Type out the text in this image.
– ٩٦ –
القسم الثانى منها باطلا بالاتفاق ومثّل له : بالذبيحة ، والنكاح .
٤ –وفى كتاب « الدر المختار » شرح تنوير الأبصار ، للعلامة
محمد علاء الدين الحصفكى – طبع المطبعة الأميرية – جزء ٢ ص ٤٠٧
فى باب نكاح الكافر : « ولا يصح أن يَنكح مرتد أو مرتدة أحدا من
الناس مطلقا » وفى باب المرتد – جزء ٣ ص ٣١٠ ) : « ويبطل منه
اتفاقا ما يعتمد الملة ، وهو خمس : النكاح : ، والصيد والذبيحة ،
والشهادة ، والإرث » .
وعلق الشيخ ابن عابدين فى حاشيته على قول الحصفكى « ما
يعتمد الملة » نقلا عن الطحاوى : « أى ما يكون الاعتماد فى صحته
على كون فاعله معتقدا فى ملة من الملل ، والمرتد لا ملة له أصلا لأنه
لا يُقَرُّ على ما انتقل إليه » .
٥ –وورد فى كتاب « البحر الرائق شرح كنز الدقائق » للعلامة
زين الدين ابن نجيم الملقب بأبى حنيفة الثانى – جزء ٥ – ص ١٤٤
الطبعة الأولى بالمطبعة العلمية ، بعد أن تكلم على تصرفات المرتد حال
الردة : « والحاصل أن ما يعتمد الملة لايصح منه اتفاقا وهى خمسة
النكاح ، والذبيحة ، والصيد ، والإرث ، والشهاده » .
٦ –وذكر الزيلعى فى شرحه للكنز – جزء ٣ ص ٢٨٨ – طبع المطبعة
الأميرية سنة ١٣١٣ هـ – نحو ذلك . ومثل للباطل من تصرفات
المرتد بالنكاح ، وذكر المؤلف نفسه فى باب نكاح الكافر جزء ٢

════════

PROBLEM TO WORK ON —
Pull every line holding "وذكر" out of the records.

TASK ANSWER —
٦ –وذكر الزيلعى فى شرحه للكنز – جزء ٣ ص ٢٨٨ – طبع المطبعة
المرتد بالنكاح ، وذكر المؤلف نفسه فى باب نكاح الكافر جزء ٢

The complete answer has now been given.